(Data entries)
______
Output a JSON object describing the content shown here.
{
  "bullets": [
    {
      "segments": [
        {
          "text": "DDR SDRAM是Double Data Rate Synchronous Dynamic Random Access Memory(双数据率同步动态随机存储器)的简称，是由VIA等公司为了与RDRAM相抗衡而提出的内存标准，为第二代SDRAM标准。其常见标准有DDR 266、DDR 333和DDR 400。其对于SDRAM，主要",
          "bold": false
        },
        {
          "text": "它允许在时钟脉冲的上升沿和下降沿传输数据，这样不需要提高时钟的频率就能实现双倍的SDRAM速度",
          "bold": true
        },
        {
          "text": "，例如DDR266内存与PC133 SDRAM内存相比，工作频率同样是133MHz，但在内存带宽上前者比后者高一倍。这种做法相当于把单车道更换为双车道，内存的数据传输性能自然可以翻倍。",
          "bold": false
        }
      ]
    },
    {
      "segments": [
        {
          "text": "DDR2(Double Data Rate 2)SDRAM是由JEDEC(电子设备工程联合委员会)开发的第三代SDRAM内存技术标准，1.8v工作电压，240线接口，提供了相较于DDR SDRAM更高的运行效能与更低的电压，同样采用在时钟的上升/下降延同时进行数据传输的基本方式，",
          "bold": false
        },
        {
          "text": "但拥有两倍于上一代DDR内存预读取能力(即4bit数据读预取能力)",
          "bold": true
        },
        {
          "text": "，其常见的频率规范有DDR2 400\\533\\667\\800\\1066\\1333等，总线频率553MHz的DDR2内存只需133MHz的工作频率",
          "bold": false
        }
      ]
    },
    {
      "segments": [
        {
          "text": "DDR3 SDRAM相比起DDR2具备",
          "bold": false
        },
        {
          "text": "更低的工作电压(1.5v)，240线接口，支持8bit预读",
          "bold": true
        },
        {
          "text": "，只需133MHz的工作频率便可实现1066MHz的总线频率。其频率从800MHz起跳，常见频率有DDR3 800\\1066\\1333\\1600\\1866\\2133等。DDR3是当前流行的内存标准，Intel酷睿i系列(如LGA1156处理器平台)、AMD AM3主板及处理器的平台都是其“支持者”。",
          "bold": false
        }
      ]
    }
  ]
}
______
Exercise
Extract each line holding the string "Rate".

Response
          "text": "DDR SDRAM是Double Data Rate Synchronous Dynamic Random Access Memory(双数据率同步动态随机存储器)的简称，是由VIA等公司为了与RDRAM相抗衡而提出的内存标准，为第二代SDRAM标准。其常见标准有DDR 266、DDR 333和DDR 400。其对于SDRAM，主要",
          "text": "DDR2(Double Data Rate 2)SDRAM是由JEDEC(电子设备工程联合委员会)开发的第三代SDRAM内存技术标准，1.8v工作电压，240线接口，提供了相较于DDR SDRAM更高的运行效能与更低的电压，同样采用在时钟的上升/下降延同时进行数据传输的基本方式，",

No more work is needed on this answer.